Give the data below again exactly as written, without its pictures.

• **Supplied material**
'''

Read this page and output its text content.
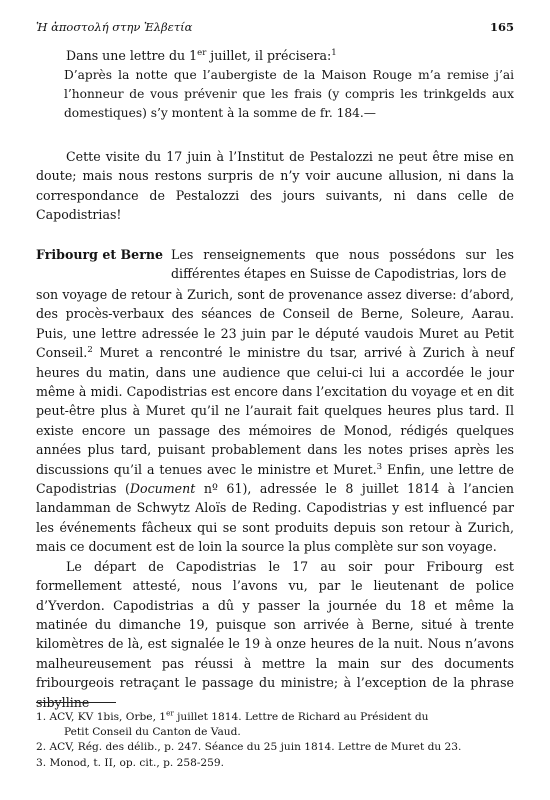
Ἡ ἀποστολή στην Ἑλβετία	165
Dans une lettre du 1er juillet, il précisera:$^1$
D’après la notte que l’aubergiste de la Maison Rouge m’a remise j’ai l’honneur de vous prévenir que les frais (y compris les trinkgelds aux domestiques) s’y montent à la somme de fr. 184.—
Cette visite du 17 juin à l’Institut de Pestalozzi ne peut être mise en doute; mais nous restons surpris de n’y voir aucune allusion, ni dans la correspondance de Pestalozzi des jours suivants, ni dans celle de Capodistrias!
Fribourg et Berne Les renseignements que nous possédons sur les différentes étapes en Suisse de Capodistrias, lors de

son voyage de retour à Zurich, sont de provenance assez diverse: d’abord, des procès-verbaux des séances de Conseil de Berne, Soleure, Aarau. Puis, une lettre adressée le 23 juin par le député vaudois Muret au Petit Conseil.$^2$ Muret a rencontré le ministre du tsar, arrivé à Zurich à neuf heures du matin, dans une audience que celui-ci lui a accordée le jour même à midi. Capodistrias est encore dans l’excitation du voyage et en dit peut-être plus à Muret qu’il ne l’aurait fait quelques heures plus tard. Il existe encore un passage des mémoires de Monod, rédigés quelques années plus tard, puisant probablement dans les notes prises après les discussions qu’il a tenues avec le ministre et Muret.$^3$ Enfin, une lettre de Capodistrias (Document nº 61), adressée le 8 juillet 1814 à l’ancien landamman de Schwytz Aloïs de Reding. Capodistrias y est influencé par les événements fâcheux qui se sont produits depuis son retour à Zurich, mais ce document est de loin la source la plus complète sur son voyage.

Le départ de Capodistrias le 17 au soir pour Fribourg est formellement attesté, nous l’avons vu, par le lieutenant de police d’Yverdon. Capodistrias a dû y passer la journée du 18 et même la matinée du dimanche 19, puisque son arrivée à Berne, situé à trente kilomètres de là, est signalée le 19 à onze heures de la nuit. Nous n’avons malheureusement pas réussi à mettre la main sur des documents fribourgeois retraçant le passage du ministre; à l’exception de la phrase sibylline

1. ACV, KV 1bis, Orbe, 1er juillet 1814. Lettre de Richard au Président du
Petit Conseil du Canton de Vaud.
2. ACV, Rég. des délib., p. 247. Séance du 25 juin 1814. Lettre de Muret du 23.
3. Monod, t. II, op. cit., p. 258-259.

'''

• **The output**
Read this page and output its text content.
Ἡ ἀποστολή στην Ἑλβετία	165
Dans une lettre du 1er juillet, il précisera:$^1$
D’après la notte que l’aubergiste de la Maison Rouge m’a remise j’ai l’honneur de vous prévenir que les frais (y compris les trinkgelds aux domestiques) s’y montent à la somme de fr. 184.—
Cette visite du 17 juin à l’Institut de Pestalozzi ne peut être mise en doute; mais nous restons surpris de n’y voir aucune allusion, ni dans la correspondance de Pestalozzi des jours suivants, ni dans celle de Capodistrias!
Fribourg et Berne Les renseignements que nous possédons sur les différentes étapes en Suisse de Capodistrias, lors de

son voyage de retour à Zurich, sont de provenance assez diverse: d’abord, des procès-verbaux des séances de Conseil de Berne, Soleure, Aarau. Puis, une lettre adressée le 23 juin par le député vaudois Muret au Petit Conseil.$^2$ Muret a rencontré le ministre du tsar, arrivé à Zurich à neuf heures du matin, dans une audience que celui-ci lui a accordée le jour même à midi. Capodistrias est encore dans l’excitation du voyage et en dit peut-être plus à Muret qu’il ne l’aurait fait quelques heures plus tard. Il existe encore un passage des mémoires de Monod, rédigés quelques années plus tard, puisant probablement dans les notes prises après les discussions qu’il a tenues avec le ministre et Muret.$^3$ Enfin, une lettre de Capodistrias (Document nº 61), adressée le 8 juillet 1814 à l’ancien landamman de Schwytz Aloïs de Reding. Capodistrias y est influencé par les événements fâcheux qui se sont produits depuis son retour à Zurich, mais ce document est de loin la source la plus complète sur son voyage.

Le départ de Capodistrias le 17 au soir pour Fribourg est formellement attesté, nous l’avons vu, par le lieutenant de police d’Yverdon. Capodistrias a dû y passer la journée du 18 et même la matinée du dimanche 19, puisque son arrivée à Berne, situé à trente kilomètres de là, est signalée le 19 à onze heures de la nuit. Nous n’avons malheureusement pas réussi à mettre la main sur des documents fribourgeois retraçant le passage du ministre; à l’exception de la phrase sibylline

1. ACV, KV 1bis, Orbe, 1er juillet 1814. Lettre de Richard au Président du
Petit Conseil du Canton de Vaud.
2. ACV, Rég. des délib., p. 247. Séance du 25 juin 1814. Lettre de Muret du 23.
3. Monod, t. II, op. cit., p. 258-259.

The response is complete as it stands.